Exercise details:
Copy the listing verbatim, excluding any images found in it.

= = = = = = =

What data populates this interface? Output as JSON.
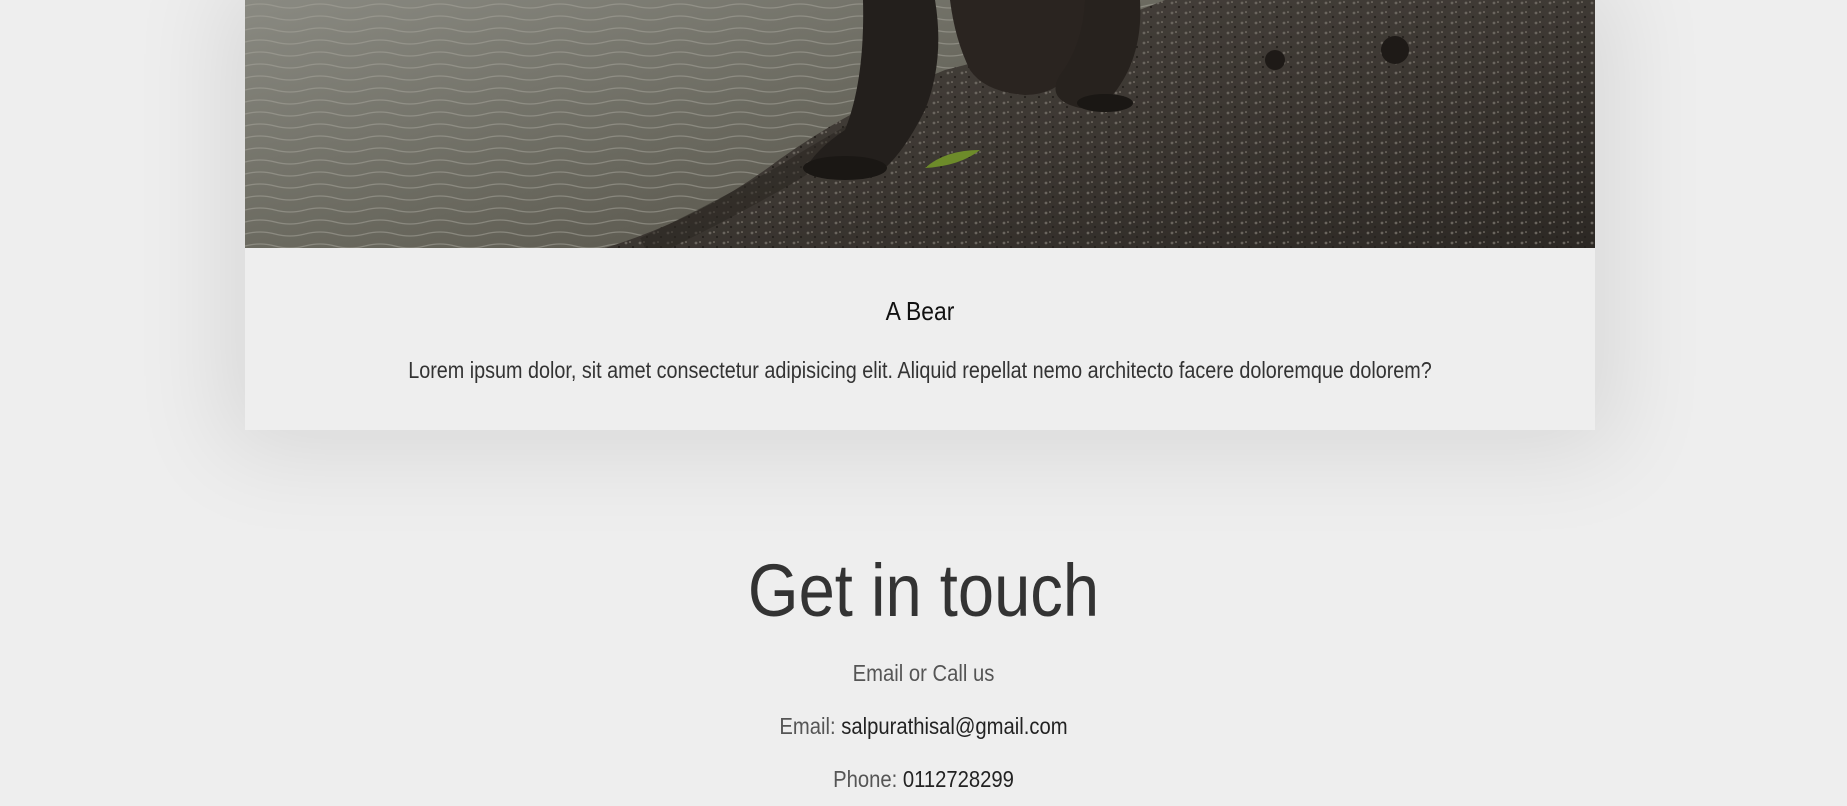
{
  "card": {
    "image_alt": "bear on shore",
    "title": "A Bear",
    "description": "Lorem ipsum dolor, sit amet consectetur adipisicing elit. Aliquid repellat nemo architecto facere doloremque dolorem?"
  },
  "contact": {
    "heading": "Get in touch",
    "subheading": "Email or Call us",
    "email_label": "Email: ",
    "email_value": "salpurathisal@gmail.com",
    "phone_label": "Phone: ",
    "phone_value": "0112728299"
  },
  "colors": {
    "background": "#eeeeee",
    "heading_text": "#333333",
    "body_text": "#555555"
  }
}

= = = = = = =

Exercise solution:
What data populates this interface? Output as JSON.
{
  "card": {
    "image_alt": "bear on shore",
    "title": "A Bear",
    "description": "Lorem ipsum dolor, sit amet consectetur adipisicing elit. Aliquid repellat nemo architecto facere doloremque dolorem?"
  },
  "contact": {
    "heading": "Get in touch",
    "subheading": "Email or Call us",
    "email_label": "Email: ",
    "email_value": "salpurathisal@gmail.com",
    "phone_label": "Phone: ",
    "phone_value": "0112728299"
  },
  "colors": {
    "background": "#eeeeee",
    "heading_text": "#333333",
    "body_text": "#555555"
  }
}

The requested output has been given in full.